--- begin ---
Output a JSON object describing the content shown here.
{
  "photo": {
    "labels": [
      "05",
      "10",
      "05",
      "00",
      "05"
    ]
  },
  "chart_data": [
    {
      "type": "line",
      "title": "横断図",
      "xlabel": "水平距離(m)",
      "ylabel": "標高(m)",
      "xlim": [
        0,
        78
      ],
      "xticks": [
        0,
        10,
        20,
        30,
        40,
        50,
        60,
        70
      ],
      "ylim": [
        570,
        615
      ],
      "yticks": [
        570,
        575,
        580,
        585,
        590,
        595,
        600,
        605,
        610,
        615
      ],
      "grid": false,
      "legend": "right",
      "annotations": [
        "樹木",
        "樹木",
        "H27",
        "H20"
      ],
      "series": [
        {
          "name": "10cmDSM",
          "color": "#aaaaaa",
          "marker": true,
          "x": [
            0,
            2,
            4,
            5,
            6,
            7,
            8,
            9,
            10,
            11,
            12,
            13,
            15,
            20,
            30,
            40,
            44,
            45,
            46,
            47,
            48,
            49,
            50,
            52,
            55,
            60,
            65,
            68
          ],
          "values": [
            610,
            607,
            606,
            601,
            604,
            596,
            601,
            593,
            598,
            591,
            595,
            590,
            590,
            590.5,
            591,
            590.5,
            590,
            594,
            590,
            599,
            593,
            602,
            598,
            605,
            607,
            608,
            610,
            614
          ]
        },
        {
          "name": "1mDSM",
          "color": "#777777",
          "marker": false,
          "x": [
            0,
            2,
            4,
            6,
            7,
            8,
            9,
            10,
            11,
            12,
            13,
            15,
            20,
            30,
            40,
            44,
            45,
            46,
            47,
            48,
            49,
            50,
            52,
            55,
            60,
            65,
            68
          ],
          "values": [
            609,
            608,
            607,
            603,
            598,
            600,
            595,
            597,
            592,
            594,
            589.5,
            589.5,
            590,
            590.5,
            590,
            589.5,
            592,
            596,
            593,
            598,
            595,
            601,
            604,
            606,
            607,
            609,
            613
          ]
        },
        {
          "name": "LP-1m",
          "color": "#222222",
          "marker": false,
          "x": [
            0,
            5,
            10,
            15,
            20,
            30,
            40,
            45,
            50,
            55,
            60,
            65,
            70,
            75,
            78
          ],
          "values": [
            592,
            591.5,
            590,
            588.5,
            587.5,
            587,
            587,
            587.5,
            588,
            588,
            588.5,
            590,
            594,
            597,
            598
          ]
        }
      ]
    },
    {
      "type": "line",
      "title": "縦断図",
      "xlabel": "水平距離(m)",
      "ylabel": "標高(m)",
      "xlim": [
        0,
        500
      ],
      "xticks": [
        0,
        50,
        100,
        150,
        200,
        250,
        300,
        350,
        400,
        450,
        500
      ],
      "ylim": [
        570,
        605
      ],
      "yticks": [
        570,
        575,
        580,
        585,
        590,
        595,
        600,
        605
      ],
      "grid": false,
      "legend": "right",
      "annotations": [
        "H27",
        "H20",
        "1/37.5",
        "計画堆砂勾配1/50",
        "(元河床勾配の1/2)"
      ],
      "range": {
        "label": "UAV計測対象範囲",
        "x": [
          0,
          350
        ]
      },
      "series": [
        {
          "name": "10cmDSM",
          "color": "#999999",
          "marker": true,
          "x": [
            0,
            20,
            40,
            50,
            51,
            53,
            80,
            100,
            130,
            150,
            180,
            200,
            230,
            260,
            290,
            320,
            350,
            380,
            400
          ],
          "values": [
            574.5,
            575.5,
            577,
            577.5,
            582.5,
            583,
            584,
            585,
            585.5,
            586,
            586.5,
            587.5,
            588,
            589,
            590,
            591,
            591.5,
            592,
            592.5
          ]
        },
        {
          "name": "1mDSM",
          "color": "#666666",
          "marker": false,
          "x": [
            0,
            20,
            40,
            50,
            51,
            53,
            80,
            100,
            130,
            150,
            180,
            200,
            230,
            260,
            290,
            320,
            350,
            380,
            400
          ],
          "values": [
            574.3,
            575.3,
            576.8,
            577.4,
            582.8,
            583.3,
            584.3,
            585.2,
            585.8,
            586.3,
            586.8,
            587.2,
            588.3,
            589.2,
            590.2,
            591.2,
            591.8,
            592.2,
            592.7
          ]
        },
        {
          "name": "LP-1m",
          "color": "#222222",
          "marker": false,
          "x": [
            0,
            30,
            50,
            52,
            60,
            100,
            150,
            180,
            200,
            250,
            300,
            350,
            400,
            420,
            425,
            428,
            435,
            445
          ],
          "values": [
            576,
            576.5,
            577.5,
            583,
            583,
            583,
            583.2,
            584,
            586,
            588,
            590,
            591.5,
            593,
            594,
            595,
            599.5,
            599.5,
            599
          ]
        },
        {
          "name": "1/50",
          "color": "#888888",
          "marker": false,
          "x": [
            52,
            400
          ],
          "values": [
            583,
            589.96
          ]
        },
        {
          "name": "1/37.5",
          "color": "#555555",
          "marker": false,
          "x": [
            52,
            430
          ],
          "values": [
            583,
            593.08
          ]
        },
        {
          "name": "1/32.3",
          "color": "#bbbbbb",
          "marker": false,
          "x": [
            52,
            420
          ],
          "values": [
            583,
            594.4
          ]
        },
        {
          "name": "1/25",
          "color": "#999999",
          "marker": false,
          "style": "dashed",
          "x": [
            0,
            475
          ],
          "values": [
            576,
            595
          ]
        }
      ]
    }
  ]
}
--- end ---
Task prompt:
The records above should be duplicated in full, exactly as given.

Final answer:
Output a JSON object describing the content shown here.
{
  "photo": {
    "labels": [
      "05",
      "10",
      "05",
      "00",
      "05"
    ]
  },
  "chart_data": [
    {
      "type": "line",
      "title": "横断図",
      "xlabel": "水平距離(m)",
      "ylabel": "標高(m)",
      "xlim": [
        0,
        78
      ],
      "xticks": [
        0,
        10,
        20,
        30,
        40,
        50,
        60,
        70
      ],
      "ylim": [
        570,
        615
      ],
      "yticks": [
        570,
        575,
        580,
        585,
        590,
        595,
        600,
        605,
        610,
        615
      ],
      "grid": false,
      "legend": "right",
      "annotations": [
        "樹木",
        "樹木",
        "H27",
        "H20"
      ],
      "series": [
        {
          "name": "10cmDSM",
          "color": "#aaaaaa",
          "marker": true,
          "x": [
            0,
            2,
            4,
            5,
            6,
            7,
            8,
            9,
            10,
            11,
            12,
            13,
            15,
            20,
            30,
            40,
            44,
            45,
            46,
            47,
            48,
            49,
            50,
            52,
            55,
            60,
            65,
            68
          ],
          "values": [
            610,
            607,
            606,
            601,
            604,
            596,
            601,
            593,
            598,
            591,
            595,
            590,
            590,
            590.5,
            591,
            590.5,
            590,
            594,
            590,
            599,
            593,
            602,
            598,
            605,
            607,
            608,
            610,
            614
          ]
        },
        {
          "name": "1mDSM",
          "color": "#777777",
          "marker": false,
          "x": [
            0,
            2,
            4,
            6,
            7,
            8,
            9,
            10,
            11,
            12,
            13,
            15,
            20,
            30,
            40,
            44,
            45,
            46,
            47,
            48,
            49,
            50,
            52,
            55,
            60,
            65,
            68
          ],
          "values": [
            609,
            608,
            607,
            603,
            598,
            600,
            595,
            597,
            592,
            594,
            589.5,
            589.5,
            590,
            590.5,
            590,
            589.5,
            592,
            596,
            593,
            598,
            595,
            601,
            604,
            606,
            607,
            609,
            613
          ]
        },
        {
          "name": "LP-1m",
          "color": "#222222",
          "marker": false,
          "x": [
            0,
            5,
            10,
            15,
            20,
            30,
            40,
            45,
            50,
            55,
            60,
            65,
            70,
            75,
            78
          ],
          "values": [
            592,
            591.5,
            590,
            588.5,
            587.5,
            587,
            587,
            587.5,
            588,
            588,
            588.5,
            590,
            594,
            597,
            598
          ]
        }
      ]
    },
    {
      "type": "line",
      "title": "縦断図",
      "xlabel": "水平距離(m)",
      "ylabel": "標高(m)",
      "xlim": [
        0,
        500
      ],
      "xticks": [
        0,
        50,
        100,
        150,
        200,
        250,
        300,
        350,
        400,
        450,
        500
      ],
      "ylim": [
        570,
        605
      ],
      "yticks": [
        570,
        575,
        580,
        585,
        590,
        595,
        600,
        605
      ],
      "grid": false,
      "legend": "right",
      "annotations": [
        "H27",
        "H20",
        "1/37.5",
        "計画堆砂勾配1/50",
        "(元河床勾配の1/2)"
      ],
      "range": {
        "label": "UAV計測対象範囲",
        "x": [
          0,
          350
        ]
      },
      "series": [
        {
          "name": "10cmDSM",
          "color": "#999999",
          "marker": true,
          "x": [
            0,
            20,
            40,
            50,
            51,
            53,
            80,
            100,
            130,
            150,
            180,
            200,
            230,
            260,
            290,
            320,
            350,
            380,
            400
          ],
          "values": [
            574.5,
            575.5,
            577,
            577.5,
            582.5,
            583,
            584,
            585,
            585.5,
            586,
            586.5,
            587.5,
            588,
            589,
            590,
            591,
            591.5,
            592,
            592.5
          ]
        },
        {
          "name": "1mDSM",
          "color": "#666666",
          "marker": false,
          "x": [
            0,
            20,
            40,
            50,
            51,
            53,
            80,
            100,
            130,
            150,
            180,
            200,
            230,
            260,
            290,
            320,
            350,
            380,
            400
          ],
          "values": [
            574.3,
            575.3,
            576.8,
            577.4,
            582.8,
            583.3,
            584.3,
            585.2,
            585.8,
            586.3,
            586.8,
            587.2,
            588.3,
            589.2,
            590.2,
            591.2,
            591.8,
            592.2,
            592.7
          ]
        },
        {
          "name": "LP-1m",
          "color": "#222222",
          "marker": false,
          "x": [
            0,
            30,
            50,
            52,
            60,
            100,
            150,
            180,
            200,
            250,
            300,
            350,
            400,
            420,
            425,
            428,
            435,
            445
          ],
          "values": [
            576,
            576.5,
            577.5,
            583,
            583,
            583,
            583.2,
            584,
            586,
            588,
            590,
            591.5,
            593,
            594,
            595,
            599.5,
            599.5,
            599
          ]
        },
        {
          "name": "1/50",
          "color": "#888888",
          "marker": false,
          "x": [
            52,
            400
          ],
          "values": [
            583,
            589.96
          ]
        },
        {
          "name": "1/37.5",
          "color": "#555555",
          "marker": false,
          "x": [
            52,
            430
          ],
          "values": [
            583,
            593.08
          ]
        },
        {
          "name": "1/32.3",
          "color": "#bbbbbb",
          "marker": false,
          "x": [
            52,
            420
          ],
          "values": [
            583,
            594.4
          ]
        },
        {
          "name": "1/25",
          "color": "#999999",
          "marker": false,
          "style": "dashed",
          "x": [
            0,
            475
          ],
          "values": [
            576,
            595
          ]
        }
      ]
    }
  ]
}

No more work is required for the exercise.